Work to do - Update everything from the start of the records down through the line containing "go-to-start-icon[interactable]: ⏮ <box>768", replacing "panel-grip-icon" with "panel-handle-icon" and leaving all else unchanged.
* BEGIN Information given *
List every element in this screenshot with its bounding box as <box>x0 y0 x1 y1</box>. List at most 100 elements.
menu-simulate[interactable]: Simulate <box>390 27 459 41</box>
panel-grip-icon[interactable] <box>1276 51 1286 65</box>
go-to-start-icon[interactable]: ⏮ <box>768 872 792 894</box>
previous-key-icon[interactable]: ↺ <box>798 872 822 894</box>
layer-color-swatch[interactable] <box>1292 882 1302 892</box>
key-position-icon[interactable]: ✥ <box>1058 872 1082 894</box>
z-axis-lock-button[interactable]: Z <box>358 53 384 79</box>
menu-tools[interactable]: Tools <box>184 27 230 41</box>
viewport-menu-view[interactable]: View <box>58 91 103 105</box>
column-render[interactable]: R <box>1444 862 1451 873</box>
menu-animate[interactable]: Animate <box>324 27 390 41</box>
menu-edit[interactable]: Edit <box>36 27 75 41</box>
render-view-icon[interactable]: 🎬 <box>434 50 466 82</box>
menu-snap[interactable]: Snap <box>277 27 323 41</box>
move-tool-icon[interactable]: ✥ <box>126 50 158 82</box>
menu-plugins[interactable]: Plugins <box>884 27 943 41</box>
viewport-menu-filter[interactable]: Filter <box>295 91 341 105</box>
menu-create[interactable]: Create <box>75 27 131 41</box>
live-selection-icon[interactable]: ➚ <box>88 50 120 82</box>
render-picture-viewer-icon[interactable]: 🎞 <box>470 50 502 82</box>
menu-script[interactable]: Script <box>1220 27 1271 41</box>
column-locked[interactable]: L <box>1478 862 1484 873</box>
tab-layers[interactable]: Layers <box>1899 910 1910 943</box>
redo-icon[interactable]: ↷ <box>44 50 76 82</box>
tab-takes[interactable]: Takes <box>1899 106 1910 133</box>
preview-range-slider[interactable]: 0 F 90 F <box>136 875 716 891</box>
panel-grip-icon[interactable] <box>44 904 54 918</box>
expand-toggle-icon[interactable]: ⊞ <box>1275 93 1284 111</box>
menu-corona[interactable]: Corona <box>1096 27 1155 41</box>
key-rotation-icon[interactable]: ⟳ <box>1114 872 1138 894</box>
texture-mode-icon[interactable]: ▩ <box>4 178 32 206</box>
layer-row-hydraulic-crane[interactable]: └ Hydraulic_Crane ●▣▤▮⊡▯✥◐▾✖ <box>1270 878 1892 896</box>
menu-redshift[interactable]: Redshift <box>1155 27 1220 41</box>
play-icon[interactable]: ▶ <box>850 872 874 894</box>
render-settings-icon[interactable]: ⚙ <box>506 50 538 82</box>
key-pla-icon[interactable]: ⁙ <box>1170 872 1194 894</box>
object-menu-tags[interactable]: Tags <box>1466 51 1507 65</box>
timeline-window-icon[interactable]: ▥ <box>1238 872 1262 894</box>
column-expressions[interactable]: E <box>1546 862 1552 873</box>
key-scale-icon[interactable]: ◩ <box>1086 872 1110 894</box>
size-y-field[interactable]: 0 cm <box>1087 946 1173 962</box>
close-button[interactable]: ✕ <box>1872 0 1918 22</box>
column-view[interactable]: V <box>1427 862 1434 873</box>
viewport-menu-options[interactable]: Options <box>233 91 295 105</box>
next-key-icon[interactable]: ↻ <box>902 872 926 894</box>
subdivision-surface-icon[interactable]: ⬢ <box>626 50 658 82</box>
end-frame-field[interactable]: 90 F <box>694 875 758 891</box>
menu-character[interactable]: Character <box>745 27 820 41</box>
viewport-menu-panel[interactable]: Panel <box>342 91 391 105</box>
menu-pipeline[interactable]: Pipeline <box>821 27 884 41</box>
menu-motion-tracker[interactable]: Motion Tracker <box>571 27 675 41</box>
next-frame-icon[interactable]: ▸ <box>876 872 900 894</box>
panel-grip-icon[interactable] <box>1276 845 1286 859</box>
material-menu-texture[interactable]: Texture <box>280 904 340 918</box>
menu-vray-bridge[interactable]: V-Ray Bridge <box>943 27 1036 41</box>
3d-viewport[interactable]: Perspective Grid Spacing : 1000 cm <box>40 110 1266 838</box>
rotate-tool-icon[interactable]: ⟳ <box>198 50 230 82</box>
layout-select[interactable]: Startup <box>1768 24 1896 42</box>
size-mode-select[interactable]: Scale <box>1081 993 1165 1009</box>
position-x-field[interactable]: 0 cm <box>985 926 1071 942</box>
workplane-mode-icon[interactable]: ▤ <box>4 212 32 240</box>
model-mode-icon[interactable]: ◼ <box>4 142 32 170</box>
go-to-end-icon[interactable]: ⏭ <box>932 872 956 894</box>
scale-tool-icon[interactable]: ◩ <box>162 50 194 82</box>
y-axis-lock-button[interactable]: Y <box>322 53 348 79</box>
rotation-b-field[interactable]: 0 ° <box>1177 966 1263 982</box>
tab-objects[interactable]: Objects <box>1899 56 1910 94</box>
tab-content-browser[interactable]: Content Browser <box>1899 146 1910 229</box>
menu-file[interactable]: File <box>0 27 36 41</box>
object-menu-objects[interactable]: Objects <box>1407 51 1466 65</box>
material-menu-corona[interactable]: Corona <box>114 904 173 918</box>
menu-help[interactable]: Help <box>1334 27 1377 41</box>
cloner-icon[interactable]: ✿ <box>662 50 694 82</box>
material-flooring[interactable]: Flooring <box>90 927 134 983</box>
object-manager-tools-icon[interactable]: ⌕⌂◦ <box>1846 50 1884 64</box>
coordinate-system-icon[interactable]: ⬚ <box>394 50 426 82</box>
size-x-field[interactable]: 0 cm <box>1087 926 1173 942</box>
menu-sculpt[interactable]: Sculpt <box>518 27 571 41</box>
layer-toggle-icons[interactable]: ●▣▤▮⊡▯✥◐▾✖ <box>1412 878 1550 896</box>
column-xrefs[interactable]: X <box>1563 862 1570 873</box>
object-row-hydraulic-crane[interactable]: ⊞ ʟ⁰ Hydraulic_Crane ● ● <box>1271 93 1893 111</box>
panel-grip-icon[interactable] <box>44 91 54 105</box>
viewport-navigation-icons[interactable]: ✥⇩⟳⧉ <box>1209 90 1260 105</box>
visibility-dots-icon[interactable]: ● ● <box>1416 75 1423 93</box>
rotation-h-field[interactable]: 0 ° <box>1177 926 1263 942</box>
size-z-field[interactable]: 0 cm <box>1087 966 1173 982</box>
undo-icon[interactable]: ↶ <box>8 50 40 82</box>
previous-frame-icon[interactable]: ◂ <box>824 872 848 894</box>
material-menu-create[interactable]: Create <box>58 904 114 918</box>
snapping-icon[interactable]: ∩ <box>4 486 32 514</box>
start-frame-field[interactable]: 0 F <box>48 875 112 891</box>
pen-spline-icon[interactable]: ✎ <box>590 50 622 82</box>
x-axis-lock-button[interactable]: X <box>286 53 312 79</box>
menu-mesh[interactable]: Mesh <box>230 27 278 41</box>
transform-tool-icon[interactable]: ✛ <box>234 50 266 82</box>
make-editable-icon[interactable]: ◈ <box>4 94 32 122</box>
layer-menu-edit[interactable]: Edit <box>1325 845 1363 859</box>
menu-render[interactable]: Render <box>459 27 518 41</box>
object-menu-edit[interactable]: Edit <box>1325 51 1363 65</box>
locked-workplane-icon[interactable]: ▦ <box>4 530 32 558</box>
* END Information given *
Task solution -
List every element in this screenshot with its bounding box as <box>x0 y0 x1 y1</box>. List at most 100 elements.
menu-simulate[interactable]: Simulate <box>390 27 459 41</box>
panel-handle-icon[interactable] <box>1276 51 1286 65</box>
go-to-start-icon[interactable]: ⏮ <box>768 872 792 894</box>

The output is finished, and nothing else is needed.